Set exercise: Repeat every entry in the listing below, exactly.
[START Given records]
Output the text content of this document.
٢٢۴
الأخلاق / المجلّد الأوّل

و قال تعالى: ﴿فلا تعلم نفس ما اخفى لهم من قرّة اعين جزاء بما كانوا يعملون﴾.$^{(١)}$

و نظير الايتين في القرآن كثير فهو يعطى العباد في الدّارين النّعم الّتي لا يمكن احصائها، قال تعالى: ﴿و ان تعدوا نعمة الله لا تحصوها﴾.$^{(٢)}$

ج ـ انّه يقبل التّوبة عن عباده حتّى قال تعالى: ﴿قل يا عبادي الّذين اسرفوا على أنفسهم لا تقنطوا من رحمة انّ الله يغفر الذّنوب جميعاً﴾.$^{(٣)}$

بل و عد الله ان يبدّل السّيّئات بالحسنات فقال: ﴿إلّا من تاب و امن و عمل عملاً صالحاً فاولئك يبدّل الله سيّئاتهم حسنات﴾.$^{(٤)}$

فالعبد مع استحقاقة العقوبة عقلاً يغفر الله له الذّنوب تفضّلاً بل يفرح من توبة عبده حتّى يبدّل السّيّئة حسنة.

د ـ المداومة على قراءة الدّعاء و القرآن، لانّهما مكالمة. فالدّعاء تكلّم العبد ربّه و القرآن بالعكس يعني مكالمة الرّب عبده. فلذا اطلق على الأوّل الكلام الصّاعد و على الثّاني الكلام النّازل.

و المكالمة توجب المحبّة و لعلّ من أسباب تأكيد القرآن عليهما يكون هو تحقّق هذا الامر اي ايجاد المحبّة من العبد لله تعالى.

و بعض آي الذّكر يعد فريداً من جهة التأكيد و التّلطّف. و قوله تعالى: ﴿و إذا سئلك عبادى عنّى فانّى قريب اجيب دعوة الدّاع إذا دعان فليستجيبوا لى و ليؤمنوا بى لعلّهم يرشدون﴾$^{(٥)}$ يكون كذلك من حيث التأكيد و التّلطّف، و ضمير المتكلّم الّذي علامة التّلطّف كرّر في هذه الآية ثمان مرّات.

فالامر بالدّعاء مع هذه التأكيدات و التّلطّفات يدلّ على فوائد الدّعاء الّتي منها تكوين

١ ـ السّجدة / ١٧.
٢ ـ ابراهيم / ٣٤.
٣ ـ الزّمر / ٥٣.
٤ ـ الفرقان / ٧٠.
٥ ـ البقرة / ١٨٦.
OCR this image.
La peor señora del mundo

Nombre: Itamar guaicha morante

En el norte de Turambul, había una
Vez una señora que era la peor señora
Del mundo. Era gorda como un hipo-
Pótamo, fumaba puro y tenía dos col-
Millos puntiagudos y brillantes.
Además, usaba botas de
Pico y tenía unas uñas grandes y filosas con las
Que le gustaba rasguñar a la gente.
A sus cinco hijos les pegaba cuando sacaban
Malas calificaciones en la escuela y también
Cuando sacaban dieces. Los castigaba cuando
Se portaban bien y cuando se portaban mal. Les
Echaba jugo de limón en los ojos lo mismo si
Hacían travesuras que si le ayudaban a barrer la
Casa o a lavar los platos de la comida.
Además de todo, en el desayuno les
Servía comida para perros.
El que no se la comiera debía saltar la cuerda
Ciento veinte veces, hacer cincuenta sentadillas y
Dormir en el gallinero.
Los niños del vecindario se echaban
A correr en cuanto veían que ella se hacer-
[END Given records]
Final answer:
Output the text content of this document.
٢٢۴
الأخلاق / المجلّد الأوّل

و قال تعالى: ﴿فلا تعلم نفس ما اخفى لهم من قرّة اعين جزاء بما كانوا يعملون﴾.$^{(١)}$

و نظير الايتين في القرآن كثير فهو يعطى العباد في الدّارين النّعم الّتي لا يمكن احصائها، قال تعالى: ﴿و ان تعدوا نعمة الله لا تحصوها﴾.$^{(٢)}$

ج ـ انّه يقبل التّوبة عن عباده حتّى قال تعالى: ﴿قل يا عبادي الّذين اسرفوا على أنفسهم لا تقنطوا من رحمة انّ الله يغفر الذّنوب جميعاً﴾.$^{(٣)}$

بل و عد الله ان يبدّل السّيّئات بالحسنات فقال: ﴿إلّا من تاب و امن و عمل عملاً صالحاً فاولئك يبدّل الله سيّئاتهم حسنات﴾.$^{(٤)}$

فالعبد مع استحقاقة العقوبة عقلاً يغفر الله له الذّنوب تفضّلاً بل يفرح من توبة عبده حتّى يبدّل السّيّئة حسنة.

د ـ المداومة على قراءة الدّعاء و القرآن، لانّهما مكالمة. فالدّعاء تكلّم العبد ربّه و القرآن بالعكس يعني مكالمة الرّب عبده. فلذا اطلق على الأوّل الكلام الصّاعد و على الثّاني الكلام النّازل.

و المكالمة توجب المحبّة و لعلّ من أسباب تأكيد القرآن عليهما يكون هو تحقّق هذا الامر اي ايجاد المحبّة من العبد لله تعالى.

و بعض آي الذّكر يعد فريداً من جهة التأكيد و التّلطّف. و قوله تعالى: ﴿و إذا سئلك عبادى عنّى فانّى قريب اجيب دعوة الدّاع إذا دعان فليستجيبوا لى و ليؤمنوا بى لعلّهم يرشدون﴾$^{(٥)}$ يكون كذلك من حيث التأكيد و التّلطّف، و ضمير المتكلّم الّذي علامة التّلطّف كرّر في هذه الآية ثمان مرّات.

فالامر بالدّعاء مع هذه التأكيدات و التّلطّفات يدلّ على فوائد الدّعاء الّتي منها تكوين

١ ـ السّجدة / ١٧.
٢ ـ ابراهيم / ٣٤.
٣ ـ الزّمر / ٥٣.
٤ ـ الفرقان / ٧٠.
٥ ـ البقرة / ١٨٦.
OCR this image.
La peor señora del mundo

Nombre: Itamar guaicha morante

En el norte de Turambul, había una
Vez una señora que era la peor señora
Del mundo. Era gorda como un hipo-
Pótamo, fumaba puro y tenía dos col-
Millos puntiagudos y brillantes.
Además, usaba botas de
Pico y tenía unas uñas grandes y filosas con las
Que le gustaba rasguñar a la gente.
A sus cinco hijos les pegaba cuando sacaban
Malas calificaciones en la escuela y también
Cuando sacaban dieces. Los castigaba cuando
Se portaban bien y cuando se portaban mal. Les
Echaba jugo de limón en los ojos lo mismo si
Hacían travesuras que si le ayudaban a barrer la
Casa o a lavar los platos de la comida.
Además de todo, en el desayuno les
Servía comida para perros.
El que no se la comiera debía saltar la cuerda
Ciento veinte veces, hacer cincuenta sentadillas y
Dormir en el gallinero.
Los niños del vecindario se echaban
A correr en cuanto veían que ella se hacer-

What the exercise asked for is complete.